Dataset items:
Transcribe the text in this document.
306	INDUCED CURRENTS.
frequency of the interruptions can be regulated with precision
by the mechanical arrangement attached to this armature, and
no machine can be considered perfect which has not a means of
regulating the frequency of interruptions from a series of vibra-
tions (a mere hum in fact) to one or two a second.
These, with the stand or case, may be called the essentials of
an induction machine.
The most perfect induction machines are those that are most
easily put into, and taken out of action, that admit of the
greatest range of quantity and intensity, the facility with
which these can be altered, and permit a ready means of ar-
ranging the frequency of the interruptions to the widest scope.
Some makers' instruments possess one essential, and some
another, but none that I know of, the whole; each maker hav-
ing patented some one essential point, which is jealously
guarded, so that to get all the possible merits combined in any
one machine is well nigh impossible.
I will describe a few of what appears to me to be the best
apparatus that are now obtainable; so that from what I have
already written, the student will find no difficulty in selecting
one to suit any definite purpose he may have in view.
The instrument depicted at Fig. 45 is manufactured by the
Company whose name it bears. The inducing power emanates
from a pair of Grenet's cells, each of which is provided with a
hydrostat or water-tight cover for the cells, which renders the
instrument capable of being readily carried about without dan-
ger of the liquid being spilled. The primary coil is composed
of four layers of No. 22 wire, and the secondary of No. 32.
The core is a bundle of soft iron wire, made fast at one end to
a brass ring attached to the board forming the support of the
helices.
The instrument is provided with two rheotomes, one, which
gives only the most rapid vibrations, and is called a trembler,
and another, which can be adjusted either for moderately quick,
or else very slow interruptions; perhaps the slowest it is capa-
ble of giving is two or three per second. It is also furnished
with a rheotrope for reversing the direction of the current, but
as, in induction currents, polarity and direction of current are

PROBLEM TO SOLVE → Your reply should contain each entry, copied without alteration.

SOLUTION TO THE PROBLEM →
Transcribe the text in this document.
306	INDUCED CURRENTS.
frequency of the interruptions can be regulated with precision
by the mechanical arrangement attached to this armature, and
no machine can be considered perfect which has not a means of
regulating the frequency of interruptions from a series of vibra-
tions (a mere hum in fact) to one or two a second.
These, with the stand or case, may be called the essentials of
an induction machine.
The most perfect induction machines are those that are most
easily put into, and taken out of action, that admit of the
greatest range of quantity and intensity, the facility with
which these can be altered, and permit a ready means of ar-
ranging the frequency of the interruptions to the widest scope.
Some makers' instruments possess one essential, and some
another, but none that I know of, the whole; each maker hav-
ing patented some one essential point, which is jealously
guarded, so that to get all the possible merits combined in any
one machine is well nigh impossible.
I will describe a few of what appears to me to be the best
apparatus that are now obtainable; so that from what I have
already written, the student will find no difficulty in selecting
one to suit any definite purpose he may have in view.
The instrument depicted at Fig. 45 is manufactured by the
Company whose name it bears. The inducing power emanates
from a pair of Grenet's cells, each of which is provided with a
hydrostat or water-tight cover for the cells, which renders the
instrument capable of being readily carried about without dan-
ger of the liquid being spilled. The primary coil is composed
of four layers of No. 22 wire, and the secondary of No. 32.
The core is a bundle of soft iron wire, made fast at one end to
a brass ring attached to the board forming the support of the
helices.
The instrument is provided with two rheotomes, one, which
gives only the most rapid vibrations, and is called a trembler,
and another, which can be adjusted either for moderately quick,
or else very slow interruptions; perhaps the slowest it is capa-
ble of giving is two or three per second. It is also furnished
with a rheotrope for reversing the direction of the current, but
as, in induction currents, polarity and direction of current are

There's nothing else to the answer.